*** SUPPLIED RECORDS

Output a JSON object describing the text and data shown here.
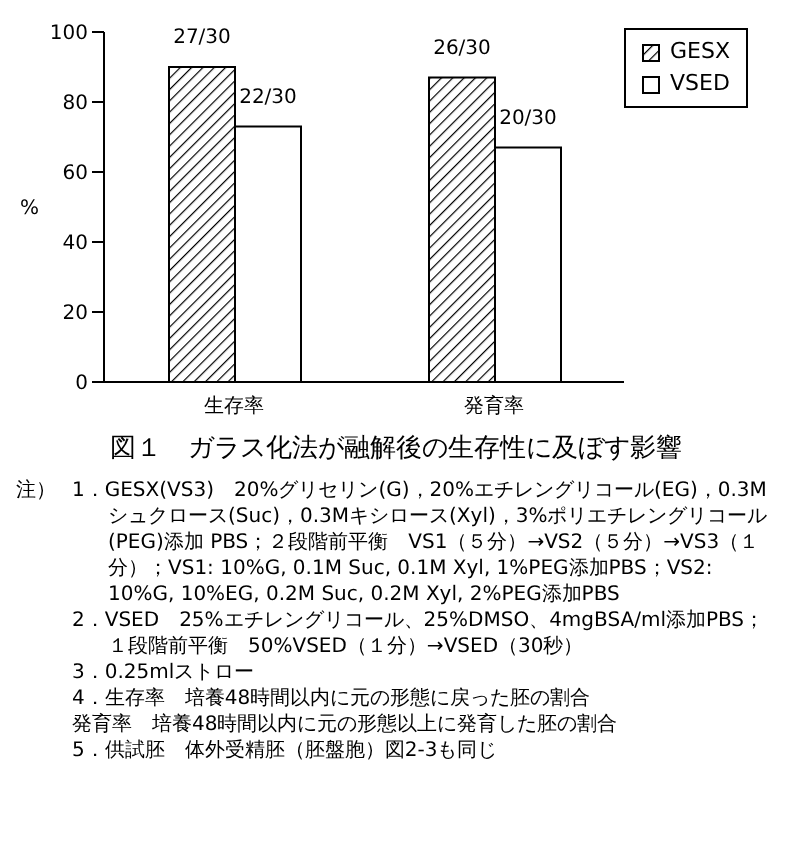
{
  "chart_data": {
    "type": "bar",
    "title": "図１　ガラス化法が融解後の生存性に及ぼす影響",
    "ylabel": "%",
    "categories": [
      "生存率",
      "発育率"
    ],
    "series": [
      {
        "name": "GESX",
        "color": "#000000",
        "values": [
          90,
          87
        ],
        "value_labels": [
          "27/30",
          "26/30"
        ]
      },
      {
        "name": "VSED",
        "color": "#ffffff",
        "values": [
          73,
          67
        ],
        "value_labels": [
          "22/30",
          "20/30"
        ]
      }
    ],
    "ylim": [
      0,
      100
    ],
    "yticks": [
      0,
      20,
      40,
      60,
      80,
      100
    ],
    "grid": false,
    "legend": "top right",
    "annotations": [
      "注）",
      "1．GESX(VS3)　20%グリセリン(G)，20%エチレングリコール(EG)，0.3Mシュクロース(Suc)，0.3Mキシロース(Xyl)，3%ポリエチレングリコール(PEG)添加 PBS；２段階前平衡　VS1（５分）→VS2（５分）→VS3（１分）；VS1: 10%G, 0.1M Suc, 0.1M Xyl, 1%PEG添加PBS；VS2: 10%G, 10%EG, 0.2M Suc, 0.2M Xyl, 2%PEG添加PBS",
      "2．VSED　25%エチレングリコール、25%DMSO、4mgBSA/ml添加PBS；１段階前平衡　50%VSED（１分）→VSED（30秒）",
      "3．0.25mlストロー",
      "4．生存率　培養48時間以内に元の形態に戻った胚の割合",
      "発育率　培養48時間以内に元の形態以上に発育した胚の割合",
      "5．供試胚　体外受精胚（胚盤胞）図2-3も同じ"
    ]
  }
}
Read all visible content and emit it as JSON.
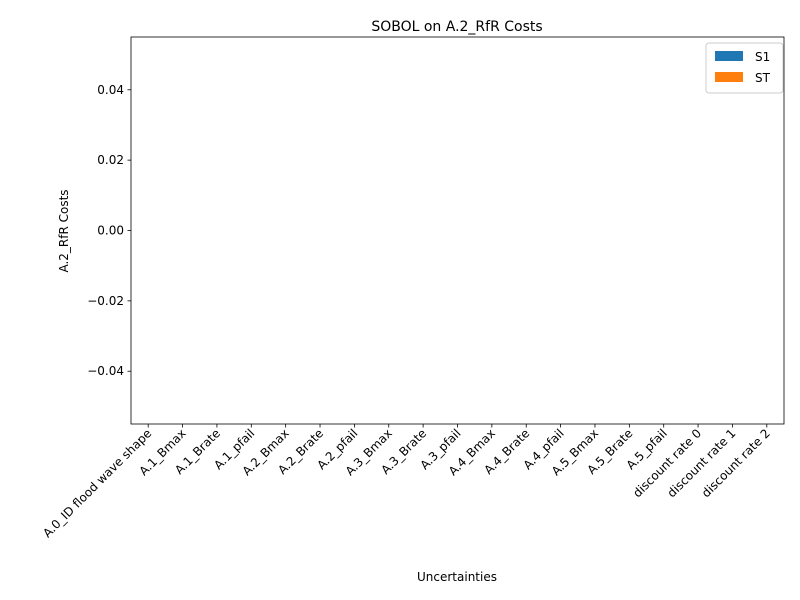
{
  "chart_data": {
    "type": "bar",
    "title": "SOBOL on A.2_RfR Costs",
    "xlabel": "Uncertainties",
    "ylabel": "A.2_RfR Costs",
    "categories": [
      "A.0_ID flood wave shape",
      "A.1_Bmax",
      "A.1_Brate",
      "A.1_pfail",
      "A.2_Bmax",
      "A.2_Brate",
      "A.2_pfail",
      "A.3_Bmax",
      "A.3_Brate",
      "A.3_pfail",
      "A.4_Bmax",
      "A.4_Brate",
      "A.4_pfail",
      "A.5_Bmax",
      "A.5_Brate",
      "A.5_pfail",
      "discount rate 0",
      "discount rate 1",
      "discount rate 2"
    ],
    "series": [
      {
        "name": "S1",
        "color": "#1f77b4",
        "values": [
          0,
          0,
          0,
          0,
          0,
          0,
          0,
          0,
          0,
          0,
          0,
          0,
          0,
          0,
          0,
          0,
          0,
          0,
          0
        ]
      },
      {
        "name": "ST",
        "color": "#ff7f0e",
        "values": [
          0,
          0,
          0,
          0,
          0,
          0,
          0,
          0,
          0,
          0,
          0,
          0,
          0,
          0,
          0,
          0,
          0,
          0,
          0
        ]
      }
    ],
    "ylim": [
      -0.055,
      0.055
    ],
    "yticks": [
      "0.04",
      "0.02",
      "0.00",
      "−0.02",
      "−0.04"
    ],
    "ytick_values": [
      0.04,
      0.02,
      0.0,
      -0.02,
      -0.04
    ],
    "legend_position": "top-right",
    "grid": false
  }
}
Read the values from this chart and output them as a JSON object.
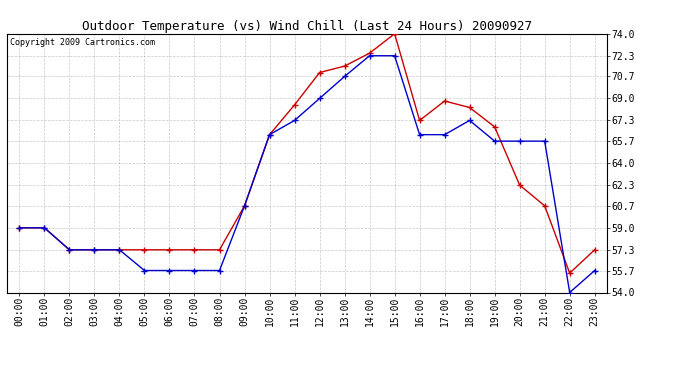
{
  "title": "Outdoor Temperature (vs) Wind Chill (Last 24 Hours) 20090927",
  "copyright": "Copyright 2009 Cartronics.com",
  "x_labels": [
    "00:00",
    "01:00",
    "02:00",
    "03:00",
    "04:00",
    "05:00",
    "06:00",
    "07:00",
    "08:00",
    "09:00",
    "10:00",
    "11:00",
    "12:00",
    "13:00",
    "14:00",
    "15:00",
    "16:00",
    "17:00",
    "18:00",
    "19:00",
    "20:00",
    "21:00",
    "22:00",
    "23:00"
  ],
  "temp": [
    59.0,
    59.0,
    57.3,
    57.3,
    57.3,
    57.3,
    57.3,
    57.3,
    57.3,
    60.7,
    66.2,
    68.5,
    71.0,
    71.5,
    72.5,
    74.0,
    67.3,
    68.8,
    68.3,
    66.8,
    62.3,
    60.7,
    55.5,
    57.3
  ],
  "wind_chill": [
    59.0,
    59.0,
    57.3,
    57.3,
    57.3,
    55.7,
    55.7,
    55.7,
    55.7,
    60.7,
    66.2,
    67.3,
    69.0,
    70.7,
    72.3,
    72.3,
    66.2,
    66.2,
    67.3,
    65.7,
    65.7,
    65.7,
    54.0,
    55.7
  ],
  "ylim": [
    54.0,
    74.0
  ],
  "yticks": [
    54.0,
    55.7,
    57.3,
    59.0,
    60.7,
    62.3,
    64.0,
    65.7,
    67.3,
    69.0,
    70.7,
    72.3,
    74.0
  ],
  "temp_color": "#cc0000",
  "wind_chill_color": "#0000cc",
  "grid_color": "#bbbbbb",
  "bg_color": "#ffffff",
  "plot_bg_color": "#ffffff",
  "title_fontsize": 9,
  "copyright_fontsize": 6,
  "tick_fontsize": 7
}
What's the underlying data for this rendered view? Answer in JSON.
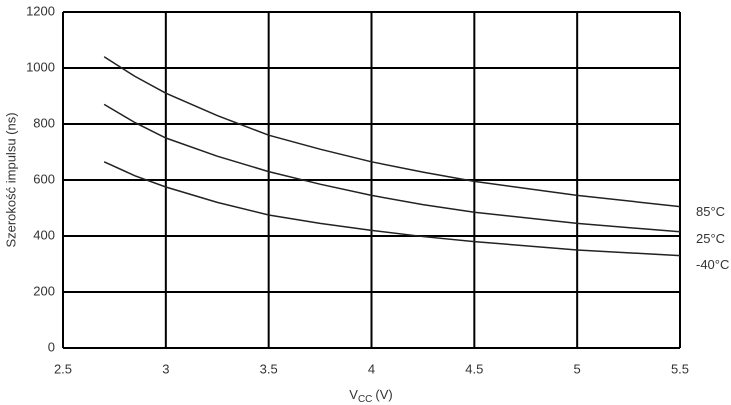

******

DESCRIPTION OF THE TASK — Tally every line of the data that holds the word "エチレングリコール" and write the count alone.

FINISHED EXERCISE — 2